** BEGIN DATA LISTING **
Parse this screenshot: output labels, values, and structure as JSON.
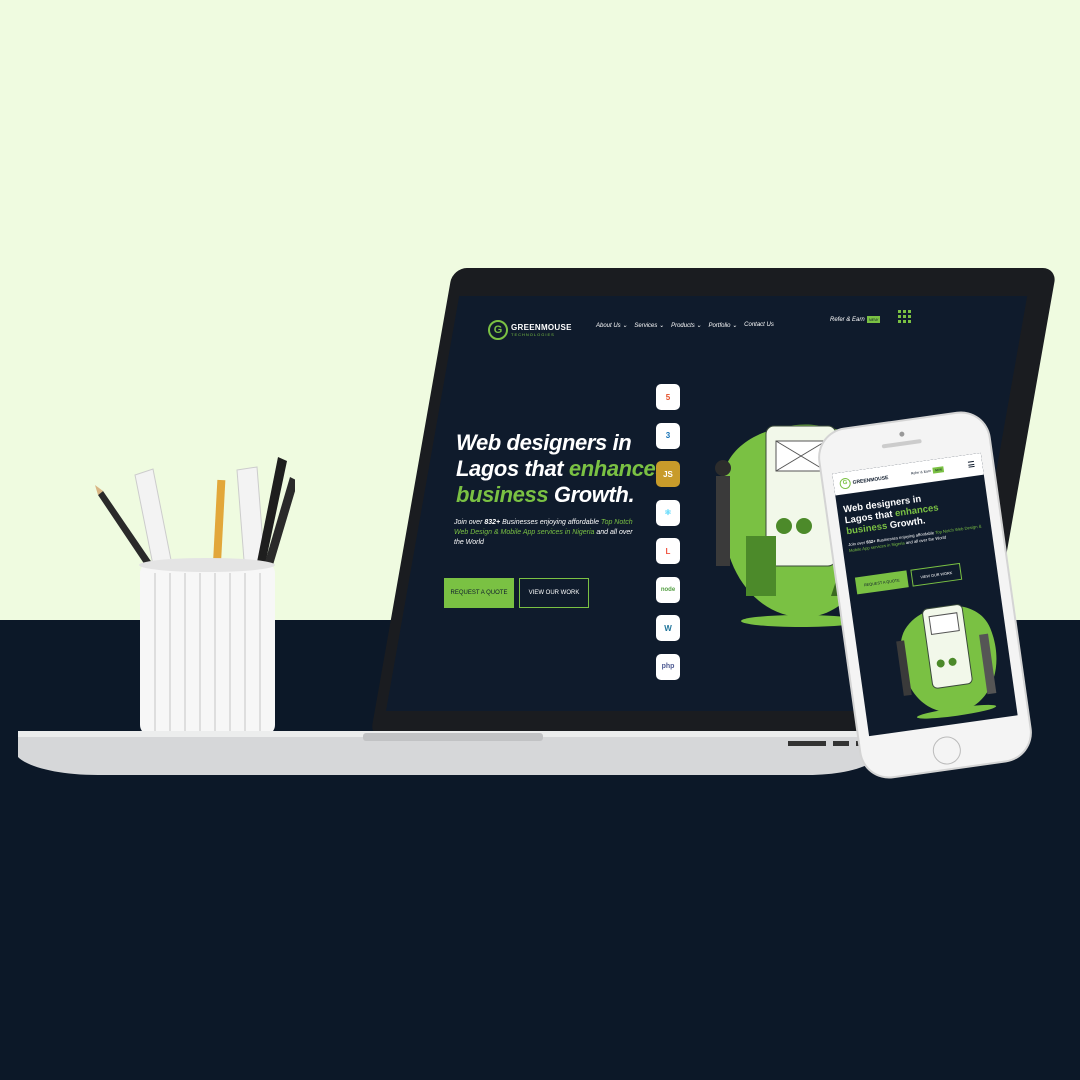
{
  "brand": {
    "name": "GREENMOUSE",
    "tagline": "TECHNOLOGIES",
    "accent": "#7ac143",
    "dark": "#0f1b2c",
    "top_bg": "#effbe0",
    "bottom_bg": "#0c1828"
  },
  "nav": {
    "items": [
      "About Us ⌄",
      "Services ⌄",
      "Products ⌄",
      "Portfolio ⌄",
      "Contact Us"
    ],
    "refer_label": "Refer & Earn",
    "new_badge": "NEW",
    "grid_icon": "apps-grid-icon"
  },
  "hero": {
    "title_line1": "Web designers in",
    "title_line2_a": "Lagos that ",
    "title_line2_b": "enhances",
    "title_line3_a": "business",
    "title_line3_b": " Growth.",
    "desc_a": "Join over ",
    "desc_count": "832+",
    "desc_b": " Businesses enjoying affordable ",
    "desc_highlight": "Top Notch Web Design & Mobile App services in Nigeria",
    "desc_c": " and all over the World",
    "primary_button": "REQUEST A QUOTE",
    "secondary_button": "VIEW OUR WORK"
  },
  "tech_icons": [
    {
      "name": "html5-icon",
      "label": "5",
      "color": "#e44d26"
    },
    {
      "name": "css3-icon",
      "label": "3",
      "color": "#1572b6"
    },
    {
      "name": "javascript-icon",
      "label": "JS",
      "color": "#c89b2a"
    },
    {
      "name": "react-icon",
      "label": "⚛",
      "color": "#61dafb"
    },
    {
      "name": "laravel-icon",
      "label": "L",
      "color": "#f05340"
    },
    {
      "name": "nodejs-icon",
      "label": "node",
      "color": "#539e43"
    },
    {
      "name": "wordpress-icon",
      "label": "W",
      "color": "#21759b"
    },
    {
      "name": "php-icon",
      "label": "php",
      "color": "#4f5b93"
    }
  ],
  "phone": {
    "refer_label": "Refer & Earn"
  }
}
** END DATA LISTING **
** BEGIN DATA LISTING **
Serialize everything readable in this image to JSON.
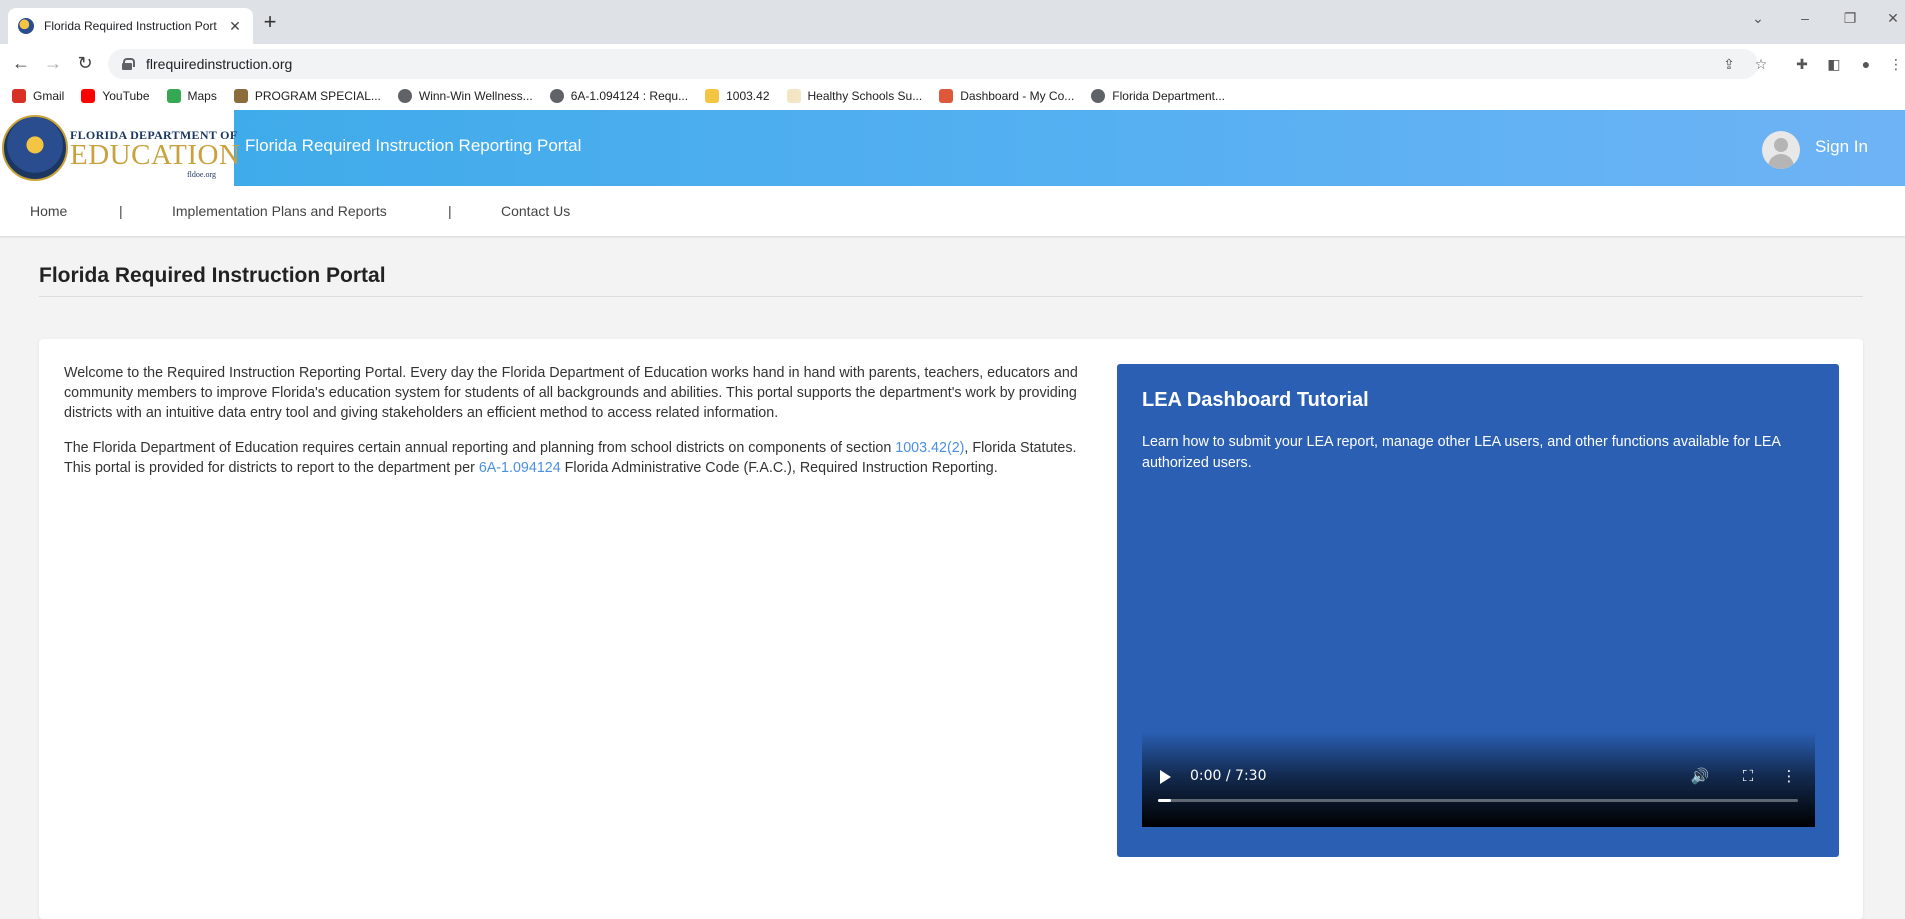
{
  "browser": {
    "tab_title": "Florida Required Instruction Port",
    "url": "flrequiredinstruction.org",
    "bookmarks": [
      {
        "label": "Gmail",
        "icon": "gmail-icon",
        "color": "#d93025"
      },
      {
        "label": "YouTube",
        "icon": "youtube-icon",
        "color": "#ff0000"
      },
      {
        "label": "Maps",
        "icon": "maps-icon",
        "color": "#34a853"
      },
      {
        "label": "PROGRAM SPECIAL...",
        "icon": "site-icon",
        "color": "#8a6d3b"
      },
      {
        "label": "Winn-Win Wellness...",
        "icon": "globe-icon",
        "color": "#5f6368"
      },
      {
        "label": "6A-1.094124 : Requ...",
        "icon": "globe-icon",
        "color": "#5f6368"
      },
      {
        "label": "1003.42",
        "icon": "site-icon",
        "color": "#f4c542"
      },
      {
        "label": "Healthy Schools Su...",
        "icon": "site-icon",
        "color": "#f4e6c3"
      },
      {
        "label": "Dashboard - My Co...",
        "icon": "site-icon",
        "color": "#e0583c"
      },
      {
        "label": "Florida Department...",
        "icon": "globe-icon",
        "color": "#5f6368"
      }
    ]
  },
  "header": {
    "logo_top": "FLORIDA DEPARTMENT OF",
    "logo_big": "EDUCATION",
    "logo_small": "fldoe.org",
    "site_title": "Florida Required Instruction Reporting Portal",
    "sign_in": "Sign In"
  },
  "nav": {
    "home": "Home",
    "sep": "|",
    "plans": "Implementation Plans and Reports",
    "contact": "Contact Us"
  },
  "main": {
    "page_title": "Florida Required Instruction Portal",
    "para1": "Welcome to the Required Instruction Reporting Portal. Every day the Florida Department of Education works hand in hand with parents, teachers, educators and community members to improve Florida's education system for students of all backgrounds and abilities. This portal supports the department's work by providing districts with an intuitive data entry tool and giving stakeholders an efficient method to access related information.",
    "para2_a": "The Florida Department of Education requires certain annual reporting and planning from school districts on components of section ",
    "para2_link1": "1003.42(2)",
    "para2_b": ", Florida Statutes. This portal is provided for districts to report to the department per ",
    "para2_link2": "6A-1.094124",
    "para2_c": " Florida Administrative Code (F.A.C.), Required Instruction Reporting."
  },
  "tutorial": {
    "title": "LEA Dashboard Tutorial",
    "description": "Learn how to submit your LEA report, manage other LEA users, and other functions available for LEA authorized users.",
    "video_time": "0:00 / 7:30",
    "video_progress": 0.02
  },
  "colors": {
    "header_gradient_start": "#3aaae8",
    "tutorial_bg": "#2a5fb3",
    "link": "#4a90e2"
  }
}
** END DATA LISTING **
GOAL »
List each line of the records that holds the string "Refer".

TASK OUTPUT »
    "refer_label": "Refer & Earn",
    "refer_label": "Refer & Earn"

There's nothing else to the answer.